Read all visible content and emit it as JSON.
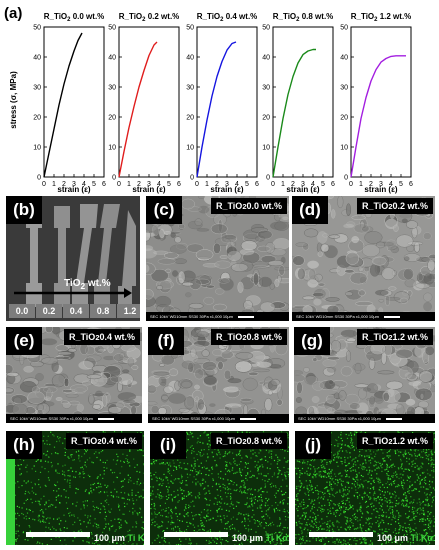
{
  "figure_label_a": "(a)",
  "chart_data": {
    "type": "line",
    "ylabel_main": "stress (σ",
    "ylabel_unit": ", MPa)",
    "xlabel": "strain (ε)",
    "xticks": [
      0,
      1,
      2,
      3,
      4,
      5,
      6
    ],
    "yticks": [
      0,
      10,
      20,
      30,
      40,
      50
    ],
    "xlim": [
      0,
      6
    ],
    "ylim": [
      0,
      50
    ],
    "grid": false,
    "series": [
      {
        "title_prefix": "R_TiO",
        "title_sub": "2",
        "title_suffix": " 0.0 wt.%",
        "color": "#000000",
        "x": [
          0,
          0.5,
          1.0,
          1.5,
          2.0,
          2.5,
          3.0,
          3.4,
          3.8
        ],
        "y": [
          0,
          8,
          16,
          24,
          31,
          37,
          42,
          45.5,
          48
        ]
      },
      {
        "title_prefix": "R_TiO",
        "title_sub": "2",
        "title_suffix": " 0.2 wt.%",
        "color": "#e01d1d",
        "x": [
          0,
          0.5,
          1.0,
          1.5,
          2.0,
          2.5,
          3.0,
          3.5,
          3.8
        ],
        "y": [
          0,
          8.5,
          16.5,
          23.5,
          30,
          35.5,
          40.5,
          44,
          45
        ]
      },
      {
        "title_prefix": "R_TiO",
        "title_sub": "2",
        "title_suffix": " 0.4 wt.%",
        "color": "#1515e0",
        "x": [
          0,
          0.5,
          1.0,
          1.5,
          2.0,
          2.5,
          3.0,
          3.5,
          3.9
        ],
        "y": [
          0,
          10,
          19,
          27,
          33.5,
          38.5,
          42.3,
          44.5,
          45
        ]
      },
      {
        "title_prefix": "R_TiO",
        "title_sub": "2",
        "title_suffix": " 0.8 wt.%",
        "color": "#1a8a1a",
        "x": [
          0,
          0.5,
          1.0,
          1.5,
          2.0,
          2.5,
          3.0,
          3.5,
          4.0,
          4.3
        ],
        "y": [
          0,
          10,
          19.5,
          27.5,
          33.5,
          38,
          40.8,
          42,
          42.5,
          42.5
        ]
      },
      {
        "title_prefix": "R_TiO",
        "title_sub": "2",
        "title_suffix": " 1.2 wt.%",
        "color": "#a31ee0",
        "x": [
          0,
          0.5,
          1.0,
          1.5,
          2.0,
          2.5,
          3.0,
          3.5,
          4.0,
          4.5,
          5.0,
          5.5
        ],
        "y": [
          0,
          10,
          19.5,
          26.5,
          32,
          35.8,
          38.3,
          39.5,
          40.2,
          40.4,
          40.4,
          40.4
        ]
      }
    ]
  },
  "photo_panel": {
    "label": "(b)",
    "tio2_text": "TiO",
    "tio2_sub": "2",
    "tio2_suffix": " wt.%",
    "samples": [
      "0.0",
      "0.2",
      "0.4",
      "0.8",
      "1.2"
    ]
  },
  "sem_panels": [
    {
      "label": "(c)",
      "title_prefix": "R_TiO",
      "title_sub": "2",
      "title_suffix": " 0.0 wt.%",
      "info": "SEC 10kV  WD10mm SS30  30Pa  x1,000   10μm",
      "base": "#8d8d8b"
    },
    {
      "label": "(d)",
      "title_prefix": "R_TiO",
      "title_sub": "2",
      "title_suffix": " 0.2 wt.%",
      "info": "SEC 10kV  WD10mm SS30  30Pa  x1,000   10μm",
      "base": "#979795"
    },
    {
      "label": "(e)",
      "title_prefix": "R_TiO",
      "title_sub": "2",
      "title_suffix": " 0.4 wt.%",
      "info": "SEC 10kV  WD10mm SS30  30Pa  x1,000   10μm",
      "base": "#8f8f8d"
    },
    {
      "label": "(f)",
      "title_prefix": "R_TiO",
      "title_sub": "2",
      "title_suffix": " 0.8 wt.%",
      "info": "SEC 10kV  WD10mm SS30  30Pa  x1,000   10μm",
      "base": "#939391"
    },
    {
      "label": "(g)",
      "title_prefix": "R_TiO",
      "title_sub": "2",
      "title_suffix": " 1.2 wt.%",
      "info": "SEC 10kV  WD10mm SS30  30Pa  x1,000   10μm",
      "base": "#959593"
    }
  ],
  "eds_panels": [
    {
      "label": "(h)",
      "title_prefix": "R_TiO",
      "title_sub": "2",
      "title_suffix": " 0.4 wt.%",
      "scale": "100 μm",
      "element": "Ti Kα1",
      "density": 0.35,
      "strip": true
    },
    {
      "label": "(i)",
      "title_prefix": "R_TiO",
      "title_sub": "2",
      "title_suffix": " 0.8 wt.%",
      "scale": "100 μm",
      "element": "Ti Kα1",
      "density": 0.55,
      "strip": false
    },
    {
      "label": "(j)",
      "title_prefix": "R_TiO",
      "title_sub": "2",
      "title_suffix": " 1.2 wt.%",
      "scale": "100 μm",
      "element": "Ti Kα1",
      "density": 0.8,
      "strip": false
    }
  ]
}
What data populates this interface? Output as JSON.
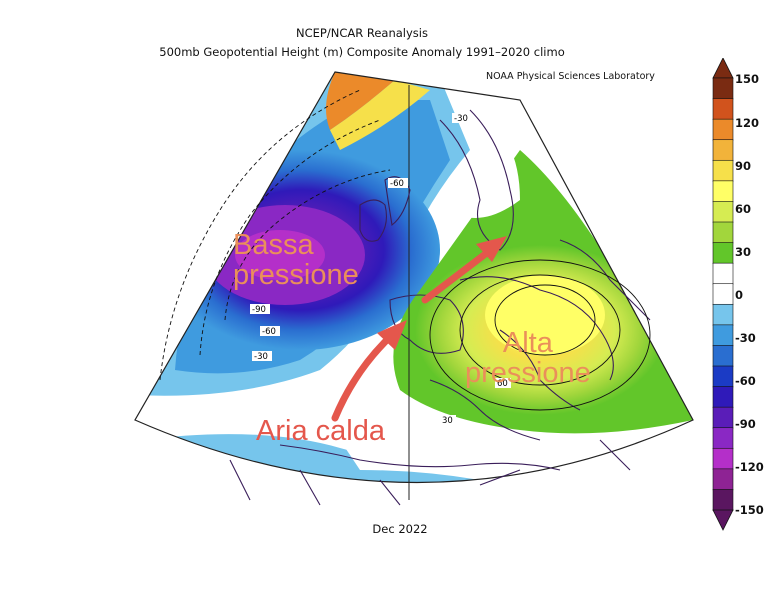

YOUR GOAL
Go back to the records above and write them out exactly, without the pictures.

RESPONSE
Read all visible content and emit it as JSON.
{
  "figure_label_a": "(a)",
  "chart_data": {
    "type": "line",
    "ylabel_main": "stress (σ",
    "ylabel_unit": ", MPa)",
    "xlabel": "strain (ε)",
    "xticks": [
      0,
      1,
      2,
      3,
      4,
      5,
      6
    ],
    "yticks": [
      0,
      10,
      20,
      30,
      40,
      50
    ],
    "xlim": [
      0,
      6
    ],
    "ylim": [
      0,
      50
    ],
    "grid": false,
    "series": [
      {
        "title_prefix": "R_TiO",
        "title_sub": "2",
        "title_suffix": " 0.0 wt.%",
        "color": "#000000",
        "x": [
          0,
          0.5,
          1.0,
          1.5,
          2.0,
          2.5,
          3.0,
          3.4,
          3.8
        ],
        "y": [
          0,
          8,
          16,
          24,
          31,
          37,
          42,
          45.5,
          48
        ]
      },
      {
        "title_prefix": "R_TiO",
        "title_sub": "2",
        "title_suffix": " 0.2 wt.%",
        "color": "#e01d1d",
        "x": [
          0,
          0.5,
          1.0,
          1.5,
          2.0,
          2.5,
          3.0,
          3.5,
          3.8
        ],
        "y": [
          0,
          8.5,
          16.5,
          23.5,
          30,
          35.5,
          40.5,
          44,
          45
        ]
      },
      {
        "title_prefix": "R_TiO",
        "title_sub": "2",
        "title_suffix": " 0.4 wt.%",
        "color": "#1515e0",
        "x": [
          0,
          0.5,
          1.0,
          1.5,
          2.0,
          2.5,
          3.0,
          3.5,
          3.9
        ],
        "y": [
          0,
          10,
          19,
          27,
          33.5,
          38.5,
          42.3,
          44.5,
          45
        ]
      },
      {
        "title_prefix": "R_TiO",
        "title_sub": "2",
        "title_suffix": " 0.8 wt.%",
        "color": "#1a8a1a",
        "x": [
          0,
          0.5,
          1.0,
          1.5,
          2.0,
          2.5,
          3.0,
          3.5,
          4.0,
          4.3
        ],
        "y": [
          0,
          10,
          19.5,
          27.5,
          33.5,
          38,
          40.8,
          42,
          42.5,
          42.5
        ]
      },
      {
        "title_prefix": "R_TiO",
        "title_sub": "2",
        "title_suffix": " 1.2 wt.%",
        "color": "#a31ee0",
        "x": [
          0,
          0.5,
          1.0,
          1.5,
          2.0,
          2.5,
          3.0,
          3.5,
          4.0,
          4.5,
          5.0,
          5.5
        ],
        "y": [
          0,
          10,
          19.5,
          26.5,
          32,
          35.8,
          38.3,
          39.5,
          40.2,
          40.4,
          40.4,
          40.4
        ]
      }
    ]
  },
  "photo_panel": {
    "label": "(b)",
    "tio2_text": "TiO",
    "tio2_sub": "2",
    "tio2_suffix": " wt.%",
    "samples": [
      "0.0",
      "0.2",
      "0.4",
      "0.8",
      "1.2"
    ]
  },
  "sem_panels": [
    {
      "label": "(c)",
      "title_prefix": "R_TiO",
      "title_sub": "2",
      "title_suffix": " 0.0 wt.%",
      "info": "SEC 10kV  WD10mm SS30  30Pa  x1,000   10μm",
      "base": "#8d8d8b"
    },
    {
      "label": "(d)",
      "title_prefix": "R_TiO",
      "title_sub": "2",
      "title_suffix": " 0.2 wt.%",
      "info": "SEC 10kV  WD10mm SS30  30Pa  x1,000   10μm",
      "base": "#979795"
    },
    {
      "label": "(e)",
      "title_prefix": "R_TiO",
      "title_sub": "2",
      "title_suffix": " 0.4 wt.%",
      "info": "SEC 10kV  WD10mm SS30  30Pa  x1,000   10μm",
      "base": "#8f8f8d"
    },
    {
      "label": "(f)",
      "title_prefix": "R_TiO",
      "title_sub": "2",
      "title_suffix": " 0.8 wt.%",
      "info": "SEC 10kV  WD10mm SS30  30Pa  x1,000   10μm",
      "base": "#939391"
    },
    {
      "label": "(g)",
      "title_prefix": "R_TiO",
      "title_sub": "2",
      "title_suffix": " 1.2 wt.%",
      "info": "SEC 10kV  WD10mm SS30  30Pa  x1,000   10μm",
      "base": "#959593"
    }
  ],
  "eds_panels": [
    {
      "label": "(h)",
      "title_prefix": "R_TiO",
      "title_sub": "2",
      "title_suffix": " 0.4 wt.%",
      "scale": "100 μm",
      "element": "Ti Kα1",
      "density": 0.35,
      "strip": true
    },
    {
      "label": "(i)",
      "title_prefix": "R_TiO",
      "title_sub": "2",
      "title_suffix": " 0.8 wt.%",
      "scale": "100 μm",
      "element": "Ti Kα1",
      "density": 0.55,
      "strip": false
    },
    {
      "label": "(j)",
      "title_prefix": "R_TiO",
      "title_sub": "2",
      "title_suffix": " 1.2 wt.%",
      "scale": "100 μm",
      "element": "Ti Kα1",
      "density": 0.8,
      "strip": false
    }
  ]
}
What data populates this interface? Output as JSON.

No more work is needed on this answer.